(Dataset items)
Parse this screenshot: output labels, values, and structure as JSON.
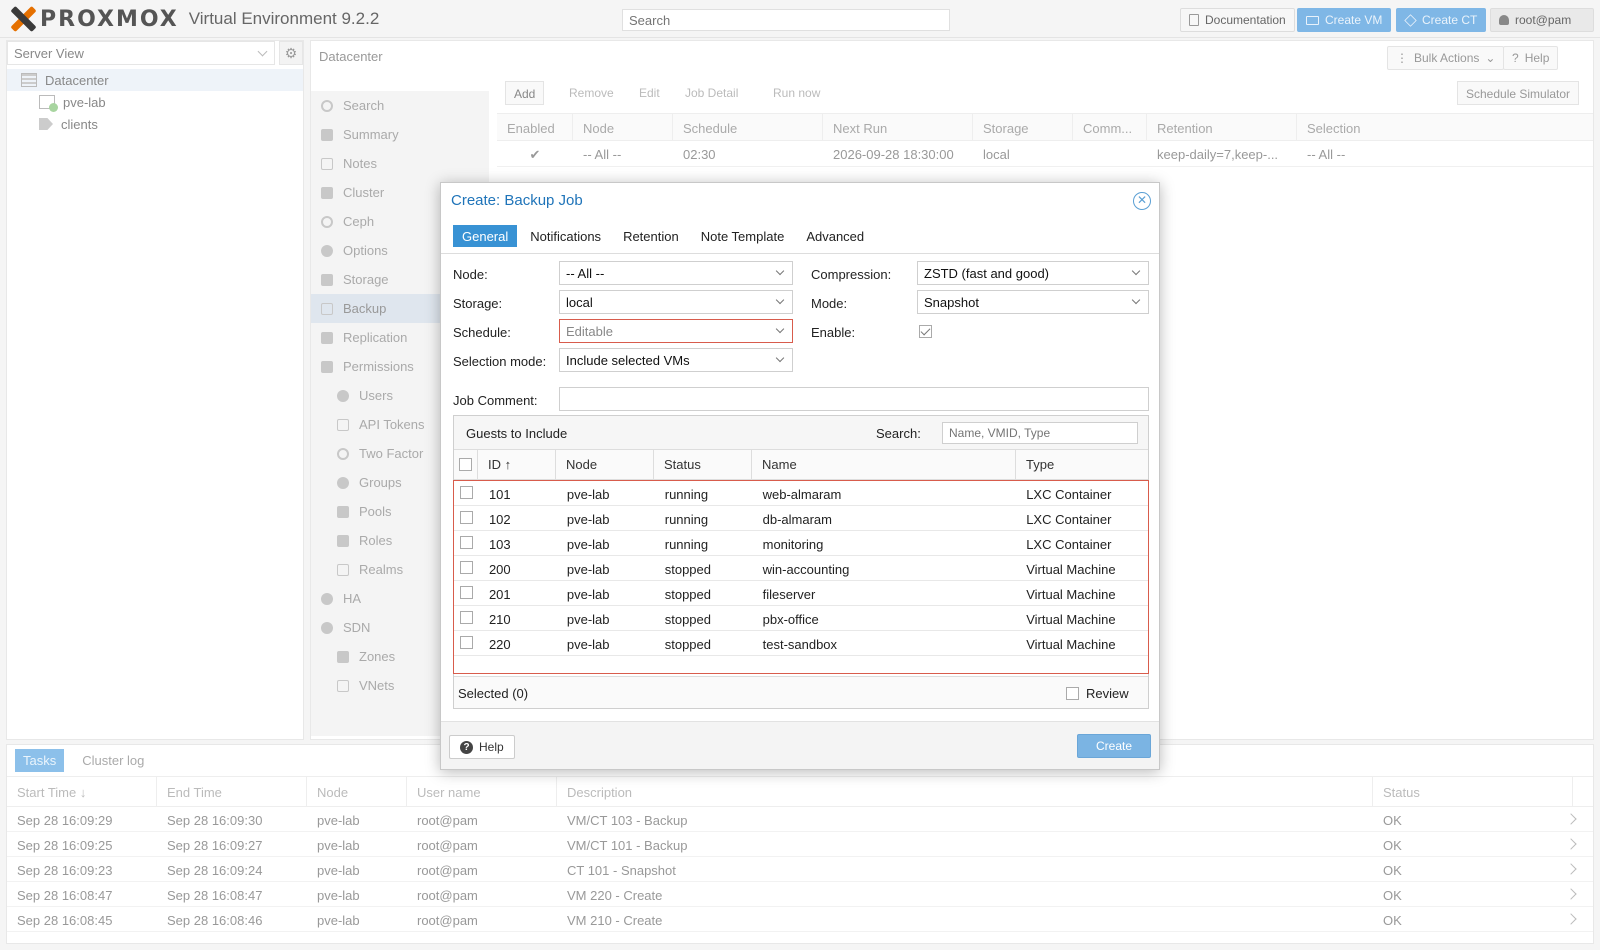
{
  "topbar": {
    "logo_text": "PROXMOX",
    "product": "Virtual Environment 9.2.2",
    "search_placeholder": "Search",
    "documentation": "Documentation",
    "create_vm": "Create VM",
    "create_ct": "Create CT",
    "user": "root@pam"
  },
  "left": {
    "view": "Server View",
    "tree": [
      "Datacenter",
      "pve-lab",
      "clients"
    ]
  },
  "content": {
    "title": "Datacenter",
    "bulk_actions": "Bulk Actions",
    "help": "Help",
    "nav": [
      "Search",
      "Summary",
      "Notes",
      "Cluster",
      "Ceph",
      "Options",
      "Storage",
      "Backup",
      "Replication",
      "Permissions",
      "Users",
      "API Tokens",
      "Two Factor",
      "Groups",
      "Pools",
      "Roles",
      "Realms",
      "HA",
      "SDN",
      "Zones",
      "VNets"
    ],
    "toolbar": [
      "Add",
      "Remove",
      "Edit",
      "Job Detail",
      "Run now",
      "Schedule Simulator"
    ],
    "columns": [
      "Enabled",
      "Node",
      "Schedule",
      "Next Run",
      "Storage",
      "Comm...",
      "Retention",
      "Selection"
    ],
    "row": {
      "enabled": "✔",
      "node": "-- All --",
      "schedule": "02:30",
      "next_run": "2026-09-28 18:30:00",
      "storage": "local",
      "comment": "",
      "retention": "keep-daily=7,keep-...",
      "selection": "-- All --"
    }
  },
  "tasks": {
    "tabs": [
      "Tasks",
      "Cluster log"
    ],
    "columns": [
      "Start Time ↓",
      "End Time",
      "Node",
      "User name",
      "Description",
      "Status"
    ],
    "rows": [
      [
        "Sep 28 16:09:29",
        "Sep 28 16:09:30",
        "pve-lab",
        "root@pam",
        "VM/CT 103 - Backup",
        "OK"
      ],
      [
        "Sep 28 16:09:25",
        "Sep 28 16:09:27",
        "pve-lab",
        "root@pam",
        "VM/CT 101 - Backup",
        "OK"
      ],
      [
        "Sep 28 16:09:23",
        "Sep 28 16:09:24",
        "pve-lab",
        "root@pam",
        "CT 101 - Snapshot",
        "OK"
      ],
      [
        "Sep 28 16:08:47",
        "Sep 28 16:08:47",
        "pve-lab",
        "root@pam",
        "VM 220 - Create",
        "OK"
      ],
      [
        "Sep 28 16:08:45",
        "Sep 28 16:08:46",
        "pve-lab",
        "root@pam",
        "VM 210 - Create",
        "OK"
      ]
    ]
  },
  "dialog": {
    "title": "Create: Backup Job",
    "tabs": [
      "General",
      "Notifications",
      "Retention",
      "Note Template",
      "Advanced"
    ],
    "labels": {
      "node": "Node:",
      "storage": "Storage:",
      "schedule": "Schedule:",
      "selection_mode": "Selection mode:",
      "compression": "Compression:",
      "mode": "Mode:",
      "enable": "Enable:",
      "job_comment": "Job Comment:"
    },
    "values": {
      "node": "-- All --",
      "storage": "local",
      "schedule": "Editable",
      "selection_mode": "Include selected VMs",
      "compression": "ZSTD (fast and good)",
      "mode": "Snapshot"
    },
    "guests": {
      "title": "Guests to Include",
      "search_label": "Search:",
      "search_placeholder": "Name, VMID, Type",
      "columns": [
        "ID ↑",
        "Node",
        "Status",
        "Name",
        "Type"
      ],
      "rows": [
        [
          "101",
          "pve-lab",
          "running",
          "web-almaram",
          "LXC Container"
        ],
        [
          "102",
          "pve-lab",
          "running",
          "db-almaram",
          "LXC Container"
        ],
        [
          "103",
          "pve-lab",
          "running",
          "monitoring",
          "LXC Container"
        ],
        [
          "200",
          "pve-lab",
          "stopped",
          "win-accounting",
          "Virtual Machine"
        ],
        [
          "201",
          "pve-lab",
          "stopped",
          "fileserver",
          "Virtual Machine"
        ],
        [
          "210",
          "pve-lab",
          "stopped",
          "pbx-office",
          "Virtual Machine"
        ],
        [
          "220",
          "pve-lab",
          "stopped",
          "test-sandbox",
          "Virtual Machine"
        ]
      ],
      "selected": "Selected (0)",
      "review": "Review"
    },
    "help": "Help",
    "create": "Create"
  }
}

* * *

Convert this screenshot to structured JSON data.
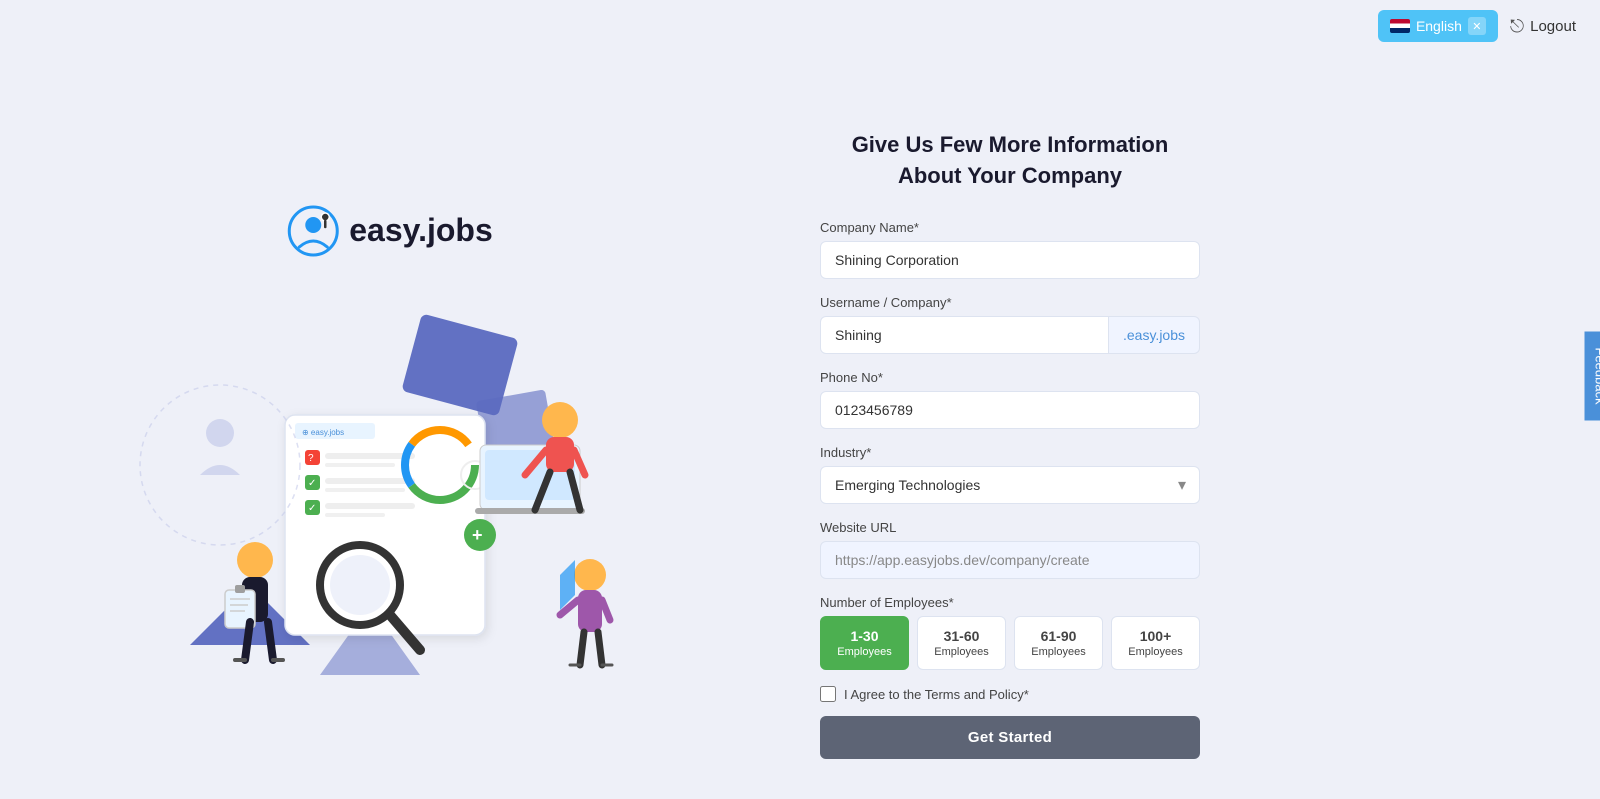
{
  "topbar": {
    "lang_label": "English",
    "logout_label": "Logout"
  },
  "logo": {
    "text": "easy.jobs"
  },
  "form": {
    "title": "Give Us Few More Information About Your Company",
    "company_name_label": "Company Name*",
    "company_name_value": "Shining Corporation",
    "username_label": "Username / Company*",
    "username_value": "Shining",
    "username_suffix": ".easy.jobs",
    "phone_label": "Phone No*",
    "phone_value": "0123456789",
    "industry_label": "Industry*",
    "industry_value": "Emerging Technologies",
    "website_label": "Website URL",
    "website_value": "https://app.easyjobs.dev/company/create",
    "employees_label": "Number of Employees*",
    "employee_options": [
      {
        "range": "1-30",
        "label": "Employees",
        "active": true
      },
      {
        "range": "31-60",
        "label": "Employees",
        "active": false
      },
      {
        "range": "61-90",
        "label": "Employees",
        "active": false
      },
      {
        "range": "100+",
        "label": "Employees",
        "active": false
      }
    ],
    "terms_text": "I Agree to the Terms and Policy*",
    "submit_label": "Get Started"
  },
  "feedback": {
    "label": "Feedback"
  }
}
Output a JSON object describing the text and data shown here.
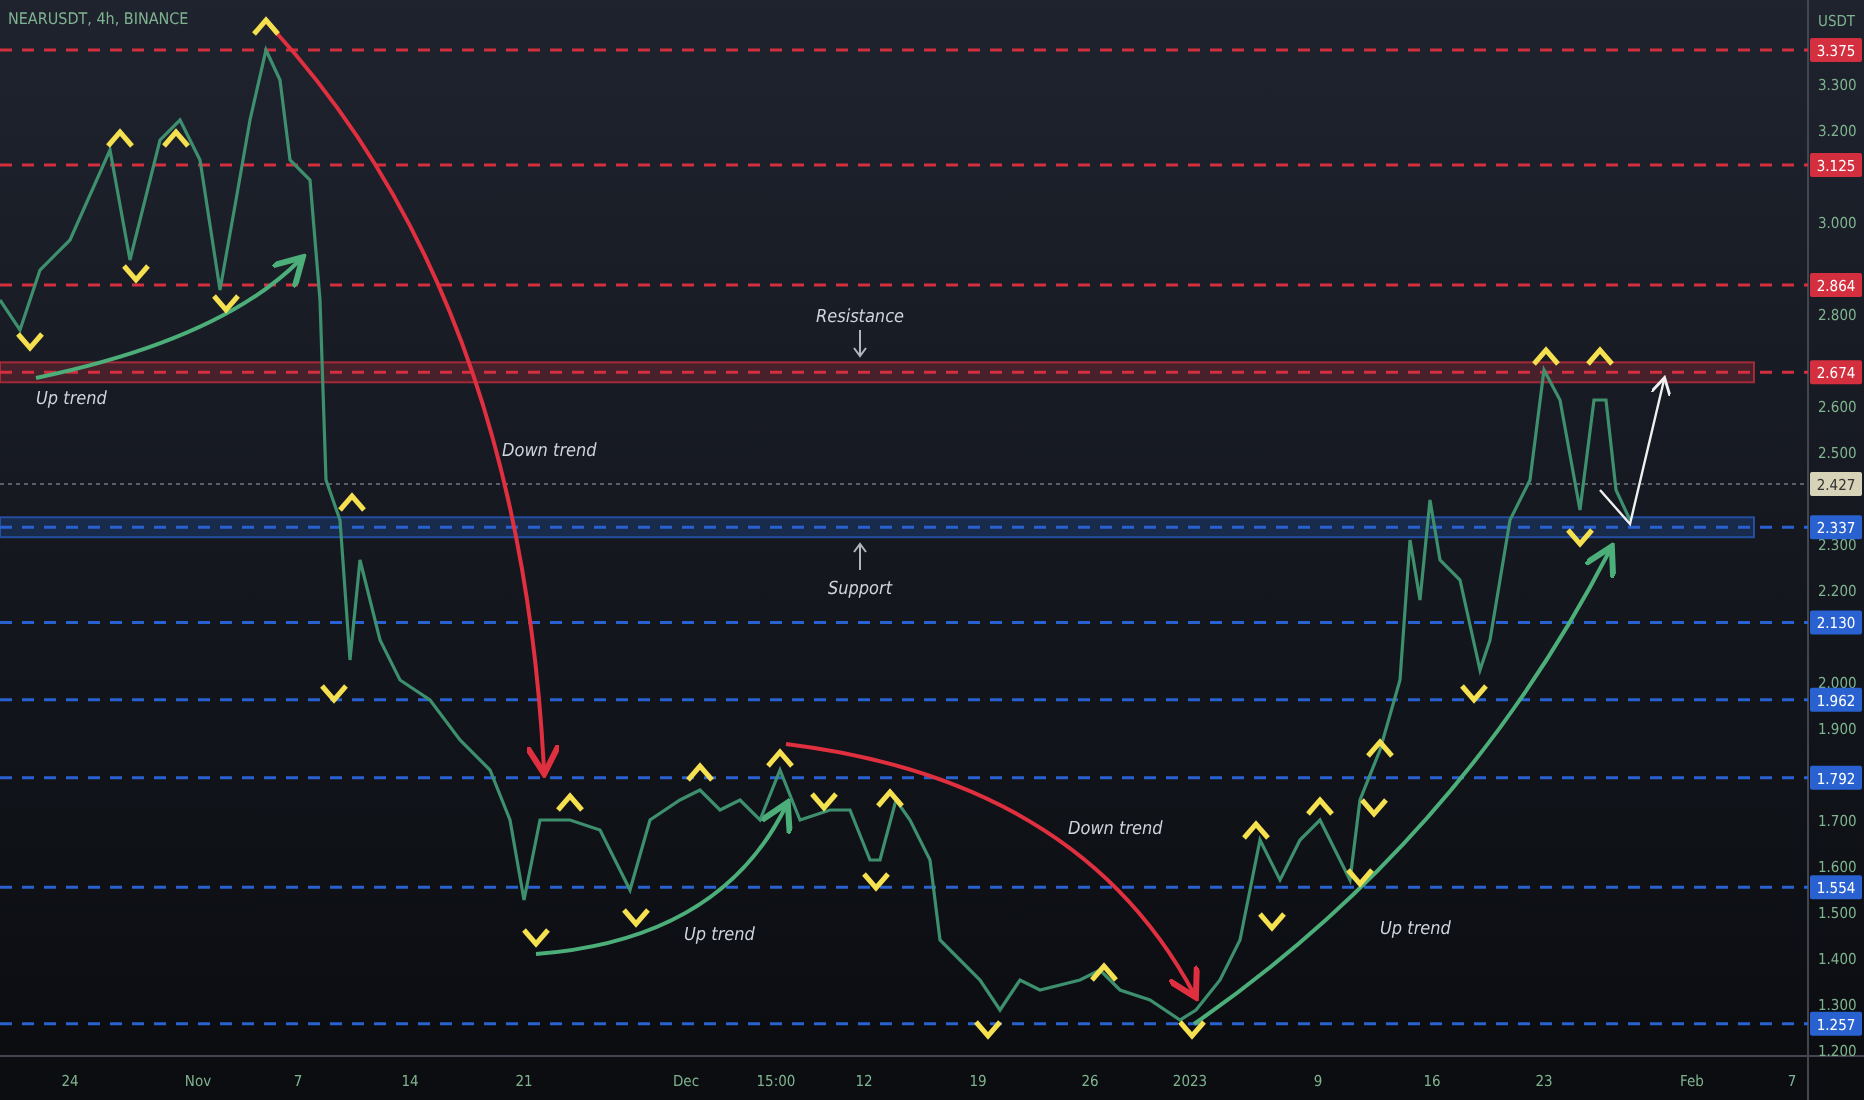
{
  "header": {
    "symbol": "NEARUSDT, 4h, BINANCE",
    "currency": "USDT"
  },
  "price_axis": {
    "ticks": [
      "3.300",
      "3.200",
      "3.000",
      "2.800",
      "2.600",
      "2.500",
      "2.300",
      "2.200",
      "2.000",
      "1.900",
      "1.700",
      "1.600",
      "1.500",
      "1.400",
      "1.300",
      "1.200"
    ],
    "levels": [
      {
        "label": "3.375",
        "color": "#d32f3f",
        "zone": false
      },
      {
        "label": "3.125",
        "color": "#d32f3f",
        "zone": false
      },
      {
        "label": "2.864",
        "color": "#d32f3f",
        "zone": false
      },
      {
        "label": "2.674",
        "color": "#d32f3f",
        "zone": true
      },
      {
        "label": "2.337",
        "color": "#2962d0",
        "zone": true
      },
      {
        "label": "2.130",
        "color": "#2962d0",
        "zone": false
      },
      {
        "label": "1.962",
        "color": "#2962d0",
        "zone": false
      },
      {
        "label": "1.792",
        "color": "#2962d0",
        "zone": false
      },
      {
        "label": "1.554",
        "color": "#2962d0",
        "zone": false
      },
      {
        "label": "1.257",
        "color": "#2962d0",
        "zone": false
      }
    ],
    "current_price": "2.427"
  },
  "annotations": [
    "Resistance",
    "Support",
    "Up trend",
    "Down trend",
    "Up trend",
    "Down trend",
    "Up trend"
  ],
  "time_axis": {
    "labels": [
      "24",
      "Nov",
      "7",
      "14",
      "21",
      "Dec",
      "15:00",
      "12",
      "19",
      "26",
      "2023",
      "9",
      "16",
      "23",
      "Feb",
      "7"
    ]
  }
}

> Task directions
From the records above, pull out every line containing the word "Type".

> Result below
      "search_placeholder": "Name, VMID, Type",
        "Type"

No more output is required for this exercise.